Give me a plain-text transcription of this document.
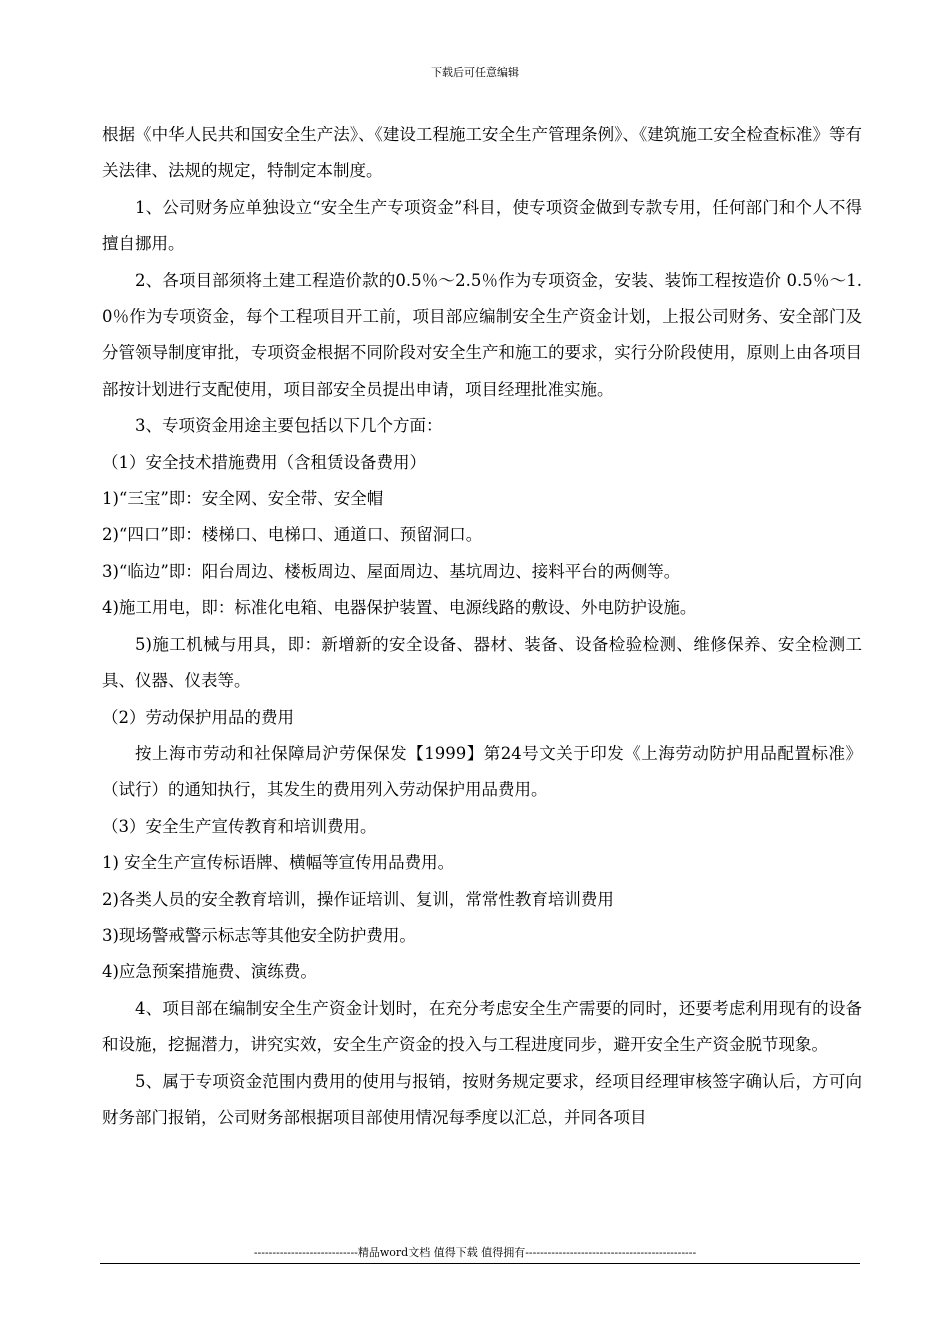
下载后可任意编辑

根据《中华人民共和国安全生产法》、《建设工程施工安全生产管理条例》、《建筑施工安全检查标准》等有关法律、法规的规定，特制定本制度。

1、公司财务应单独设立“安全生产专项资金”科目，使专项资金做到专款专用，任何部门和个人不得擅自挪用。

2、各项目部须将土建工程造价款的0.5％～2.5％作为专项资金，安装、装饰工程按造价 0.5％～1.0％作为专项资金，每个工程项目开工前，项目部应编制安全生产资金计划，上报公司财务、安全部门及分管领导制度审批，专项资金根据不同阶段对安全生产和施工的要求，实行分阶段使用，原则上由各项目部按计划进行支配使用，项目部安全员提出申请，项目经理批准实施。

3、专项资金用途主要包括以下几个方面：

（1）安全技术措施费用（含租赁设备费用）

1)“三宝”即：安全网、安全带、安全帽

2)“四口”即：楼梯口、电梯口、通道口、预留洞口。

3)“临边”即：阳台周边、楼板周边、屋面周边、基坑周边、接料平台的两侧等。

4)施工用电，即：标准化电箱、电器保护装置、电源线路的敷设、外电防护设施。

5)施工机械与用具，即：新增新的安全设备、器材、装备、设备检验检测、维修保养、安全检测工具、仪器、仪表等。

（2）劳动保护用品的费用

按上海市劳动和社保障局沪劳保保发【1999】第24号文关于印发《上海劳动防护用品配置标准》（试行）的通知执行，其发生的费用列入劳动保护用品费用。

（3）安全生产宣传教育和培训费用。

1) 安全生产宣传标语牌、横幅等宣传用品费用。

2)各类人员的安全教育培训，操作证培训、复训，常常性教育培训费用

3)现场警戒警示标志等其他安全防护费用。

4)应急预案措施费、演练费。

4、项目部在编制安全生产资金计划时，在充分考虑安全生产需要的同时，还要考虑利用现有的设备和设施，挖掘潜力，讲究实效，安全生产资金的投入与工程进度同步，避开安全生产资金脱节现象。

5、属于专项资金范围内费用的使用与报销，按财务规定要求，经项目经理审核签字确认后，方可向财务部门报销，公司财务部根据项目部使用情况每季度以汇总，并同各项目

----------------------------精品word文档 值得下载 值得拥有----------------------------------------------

Task directions:
Pictures stay out; repeat all the rest of the records exactly.

Solution below:
Give me a plain-text transcription of this document.
下载后可任意编辑

根据《中华人民共和国安全生产法》、《建设工程施工安全生产管理条例》、《建筑施工安全检查标准》等有关法律、法规的规定，特制定本制度。

1、公司财务应单独设立“安全生产专项资金”科目，使专项资金做到专款专用，任何部门和个人不得擅自挪用。

2、各项目部须将土建工程造价款的0.5％～2.5％作为专项资金，安装、装饰工程按造价 0.5％～1.0％作为专项资金，每个工程项目开工前，项目部应编制安全生产资金计划，上报公司财务、安全部门及分管领导制度审批，专项资金根据不同阶段对安全生产和施工的要求，实行分阶段使用，原则上由各项目部按计划进行支配使用，项目部安全员提出申请，项目经理批准实施。

3、专项资金用途主要包括以下几个方面：

（1）安全技术措施费用（含租赁设备费用）

1)“三宝”即：安全网、安全带、安全帽

2)“四口”即：楼梯口、电梯口、通道口、预留洞口。

3)“临边”即：阳台周边、楼板周边、屋面周边、基坑周边、接料平台的两侧等。

4)施工用电，即：标准化电箱、电器保护装置、电源线路的敷设、外电防护设施。

5)施工机械与用具，即：新增新的安全设备、器材、装备、设备检验检测、维修保养、安全检测工具、仪器、仪表等。

（2）劳动保护用品的费用

按上海市劳动和社保障局沪劳保保发【1999】第24号文关于印发《上海劳动防护用品配置标准》（试行）的通知执行，其发生的费用列入劳动保护用品费用。

（3）安全生产宣传教育和培训费用。

1) 安全生产宣传标语牌、横幅等宣传用品费用。

2)各类人员的安全教育培训，操作证培训、复训，常常性教育培训费用

3)现场警戒警示标志等其他安全防护费用。

4)应急预案措施费、演练费。

4、项目部在编制安全生产资金计划时，在充分考虑安全生产需要的同时，还要考虑利用现有的设备和设施，挖掘潜力，讲究实效，安全生产资金的投入与工程进度同步，避开安全生产资金脱节现象。

5、属于专项资金范围内费用的使用与报销，按财务规定要求，经项目经理审核签字确认后，方可向财务部门报销，公司财务部根据项目部使用情况每季度以汇总，并同各项目

----------------------------精品word文档 值得下载 值得拥有----------------------------------------------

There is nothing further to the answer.